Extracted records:
<<<<
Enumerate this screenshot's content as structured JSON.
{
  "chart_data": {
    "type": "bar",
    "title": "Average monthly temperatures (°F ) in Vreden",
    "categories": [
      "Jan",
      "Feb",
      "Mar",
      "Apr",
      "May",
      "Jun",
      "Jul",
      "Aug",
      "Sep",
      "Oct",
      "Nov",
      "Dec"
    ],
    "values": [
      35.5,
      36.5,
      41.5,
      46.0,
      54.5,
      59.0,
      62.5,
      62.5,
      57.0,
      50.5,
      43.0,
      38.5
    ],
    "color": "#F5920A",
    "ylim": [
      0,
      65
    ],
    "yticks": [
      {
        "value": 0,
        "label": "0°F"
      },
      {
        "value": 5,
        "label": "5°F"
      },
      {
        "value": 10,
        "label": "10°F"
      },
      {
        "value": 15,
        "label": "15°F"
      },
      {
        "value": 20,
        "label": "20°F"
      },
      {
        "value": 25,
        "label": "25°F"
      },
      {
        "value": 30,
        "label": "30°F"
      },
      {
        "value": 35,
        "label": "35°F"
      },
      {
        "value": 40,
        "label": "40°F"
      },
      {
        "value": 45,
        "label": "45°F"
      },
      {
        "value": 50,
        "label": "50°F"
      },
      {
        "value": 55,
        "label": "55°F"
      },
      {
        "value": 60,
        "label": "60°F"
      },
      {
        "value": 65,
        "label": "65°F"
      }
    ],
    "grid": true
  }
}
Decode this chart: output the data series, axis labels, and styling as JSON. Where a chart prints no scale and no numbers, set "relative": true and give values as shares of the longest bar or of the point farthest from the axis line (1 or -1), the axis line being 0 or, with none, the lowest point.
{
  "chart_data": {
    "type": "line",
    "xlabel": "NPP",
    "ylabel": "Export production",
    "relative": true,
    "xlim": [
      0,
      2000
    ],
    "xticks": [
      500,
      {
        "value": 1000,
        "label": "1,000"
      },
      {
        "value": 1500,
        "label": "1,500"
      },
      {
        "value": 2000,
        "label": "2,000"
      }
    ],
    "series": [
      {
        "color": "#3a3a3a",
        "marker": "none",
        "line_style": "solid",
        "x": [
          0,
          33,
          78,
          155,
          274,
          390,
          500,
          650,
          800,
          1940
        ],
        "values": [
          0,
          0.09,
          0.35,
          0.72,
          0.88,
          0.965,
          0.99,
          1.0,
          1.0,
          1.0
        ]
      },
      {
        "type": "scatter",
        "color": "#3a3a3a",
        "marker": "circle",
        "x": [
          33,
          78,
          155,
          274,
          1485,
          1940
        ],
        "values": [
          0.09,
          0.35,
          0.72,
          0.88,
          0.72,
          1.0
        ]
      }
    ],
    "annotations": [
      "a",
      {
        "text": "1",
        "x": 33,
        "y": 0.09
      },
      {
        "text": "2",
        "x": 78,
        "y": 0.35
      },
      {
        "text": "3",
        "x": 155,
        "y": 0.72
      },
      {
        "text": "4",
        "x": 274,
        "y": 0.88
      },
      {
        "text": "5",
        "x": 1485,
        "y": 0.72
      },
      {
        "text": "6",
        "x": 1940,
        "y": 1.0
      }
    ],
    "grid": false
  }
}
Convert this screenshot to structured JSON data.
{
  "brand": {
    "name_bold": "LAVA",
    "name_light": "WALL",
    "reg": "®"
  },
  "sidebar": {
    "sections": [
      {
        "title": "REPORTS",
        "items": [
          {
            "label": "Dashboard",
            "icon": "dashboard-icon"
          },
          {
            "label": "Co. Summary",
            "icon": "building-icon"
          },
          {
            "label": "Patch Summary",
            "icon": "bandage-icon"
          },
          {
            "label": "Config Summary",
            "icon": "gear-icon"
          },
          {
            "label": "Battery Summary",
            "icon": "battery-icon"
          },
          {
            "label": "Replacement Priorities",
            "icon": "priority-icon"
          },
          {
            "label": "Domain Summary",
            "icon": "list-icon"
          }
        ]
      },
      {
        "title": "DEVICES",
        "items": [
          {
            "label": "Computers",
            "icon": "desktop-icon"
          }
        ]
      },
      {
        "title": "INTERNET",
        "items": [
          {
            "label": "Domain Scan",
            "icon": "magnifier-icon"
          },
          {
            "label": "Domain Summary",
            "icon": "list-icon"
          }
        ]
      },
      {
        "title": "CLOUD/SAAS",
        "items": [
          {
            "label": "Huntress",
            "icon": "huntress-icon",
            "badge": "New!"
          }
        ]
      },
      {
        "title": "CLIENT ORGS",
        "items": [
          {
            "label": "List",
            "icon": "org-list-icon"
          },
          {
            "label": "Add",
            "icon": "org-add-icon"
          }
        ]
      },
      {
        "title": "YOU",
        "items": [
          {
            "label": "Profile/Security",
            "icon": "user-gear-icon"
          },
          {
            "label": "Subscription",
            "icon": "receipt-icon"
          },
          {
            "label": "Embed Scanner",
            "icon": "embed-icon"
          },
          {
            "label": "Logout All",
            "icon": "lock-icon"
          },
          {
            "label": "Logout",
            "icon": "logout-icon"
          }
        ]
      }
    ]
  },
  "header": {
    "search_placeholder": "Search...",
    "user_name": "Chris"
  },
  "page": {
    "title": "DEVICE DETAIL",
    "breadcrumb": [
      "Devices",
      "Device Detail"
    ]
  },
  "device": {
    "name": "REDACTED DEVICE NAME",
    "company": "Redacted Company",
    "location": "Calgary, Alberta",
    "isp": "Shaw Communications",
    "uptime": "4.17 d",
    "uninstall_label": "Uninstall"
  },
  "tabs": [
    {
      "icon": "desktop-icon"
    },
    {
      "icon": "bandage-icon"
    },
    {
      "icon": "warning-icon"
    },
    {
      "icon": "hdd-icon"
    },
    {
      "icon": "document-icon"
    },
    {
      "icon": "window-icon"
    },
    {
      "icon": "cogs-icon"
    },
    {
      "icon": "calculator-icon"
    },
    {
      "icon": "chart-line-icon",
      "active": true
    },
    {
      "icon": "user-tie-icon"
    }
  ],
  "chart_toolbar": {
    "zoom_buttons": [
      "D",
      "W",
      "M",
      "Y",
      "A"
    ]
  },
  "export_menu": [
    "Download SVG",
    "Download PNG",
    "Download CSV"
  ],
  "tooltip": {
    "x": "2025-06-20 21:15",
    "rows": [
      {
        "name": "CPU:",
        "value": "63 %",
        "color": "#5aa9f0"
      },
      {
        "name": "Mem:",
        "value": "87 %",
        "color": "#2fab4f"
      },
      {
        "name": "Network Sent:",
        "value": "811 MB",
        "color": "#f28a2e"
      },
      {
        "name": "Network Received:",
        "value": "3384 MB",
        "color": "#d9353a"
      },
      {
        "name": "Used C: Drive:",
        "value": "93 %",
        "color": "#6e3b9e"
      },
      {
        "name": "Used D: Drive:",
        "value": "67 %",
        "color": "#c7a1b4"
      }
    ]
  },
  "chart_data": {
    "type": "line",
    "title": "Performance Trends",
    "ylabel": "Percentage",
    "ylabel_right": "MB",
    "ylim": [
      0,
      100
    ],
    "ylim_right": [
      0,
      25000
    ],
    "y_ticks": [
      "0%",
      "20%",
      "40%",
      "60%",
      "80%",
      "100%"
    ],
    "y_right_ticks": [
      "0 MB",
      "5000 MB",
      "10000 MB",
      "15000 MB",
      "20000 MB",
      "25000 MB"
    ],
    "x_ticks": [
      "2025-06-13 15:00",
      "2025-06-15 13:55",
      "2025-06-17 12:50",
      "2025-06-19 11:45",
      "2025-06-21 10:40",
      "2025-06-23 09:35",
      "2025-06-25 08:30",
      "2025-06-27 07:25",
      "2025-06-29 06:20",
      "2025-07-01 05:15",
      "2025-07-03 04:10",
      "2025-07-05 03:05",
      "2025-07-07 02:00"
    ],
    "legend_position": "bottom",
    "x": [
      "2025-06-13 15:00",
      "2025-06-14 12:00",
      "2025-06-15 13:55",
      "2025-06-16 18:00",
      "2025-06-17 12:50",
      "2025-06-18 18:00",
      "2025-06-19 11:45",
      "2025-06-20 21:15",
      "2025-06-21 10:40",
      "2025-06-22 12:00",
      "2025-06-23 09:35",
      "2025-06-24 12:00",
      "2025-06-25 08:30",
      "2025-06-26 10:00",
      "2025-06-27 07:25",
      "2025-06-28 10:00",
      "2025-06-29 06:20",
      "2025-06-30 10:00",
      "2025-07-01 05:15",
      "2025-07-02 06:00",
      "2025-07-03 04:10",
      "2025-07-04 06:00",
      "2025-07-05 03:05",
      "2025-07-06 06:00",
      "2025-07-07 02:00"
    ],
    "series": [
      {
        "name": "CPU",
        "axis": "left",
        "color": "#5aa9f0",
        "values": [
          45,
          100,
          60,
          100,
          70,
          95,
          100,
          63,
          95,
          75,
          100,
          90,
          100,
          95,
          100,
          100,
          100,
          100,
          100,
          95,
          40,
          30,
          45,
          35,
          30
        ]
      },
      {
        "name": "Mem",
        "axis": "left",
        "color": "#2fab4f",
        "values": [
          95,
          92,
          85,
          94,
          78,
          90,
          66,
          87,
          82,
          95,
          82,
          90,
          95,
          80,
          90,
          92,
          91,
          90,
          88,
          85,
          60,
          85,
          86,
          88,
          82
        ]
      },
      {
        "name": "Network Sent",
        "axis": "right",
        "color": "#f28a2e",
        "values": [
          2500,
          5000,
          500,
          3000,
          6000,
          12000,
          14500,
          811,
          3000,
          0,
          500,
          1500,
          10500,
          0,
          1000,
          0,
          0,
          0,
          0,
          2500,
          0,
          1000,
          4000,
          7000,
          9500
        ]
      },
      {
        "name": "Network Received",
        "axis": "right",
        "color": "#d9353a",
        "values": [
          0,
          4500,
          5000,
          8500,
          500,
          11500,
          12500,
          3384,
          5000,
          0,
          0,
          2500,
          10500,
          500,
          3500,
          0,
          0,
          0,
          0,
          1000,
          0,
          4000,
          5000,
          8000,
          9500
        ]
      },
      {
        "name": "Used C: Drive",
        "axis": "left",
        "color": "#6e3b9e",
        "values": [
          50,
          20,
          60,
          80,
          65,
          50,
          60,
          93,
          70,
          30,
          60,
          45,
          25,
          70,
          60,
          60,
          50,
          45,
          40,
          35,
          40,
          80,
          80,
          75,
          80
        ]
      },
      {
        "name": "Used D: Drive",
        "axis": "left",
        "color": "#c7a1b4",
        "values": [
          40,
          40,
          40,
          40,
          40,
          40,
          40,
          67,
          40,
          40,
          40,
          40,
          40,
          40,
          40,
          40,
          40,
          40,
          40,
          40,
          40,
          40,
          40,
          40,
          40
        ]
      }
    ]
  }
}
>>>>
Copy the lines from the entries above in which the word "desktop" appears.

            "icon": "desktop-icon"
      "icon": "desktop-icon"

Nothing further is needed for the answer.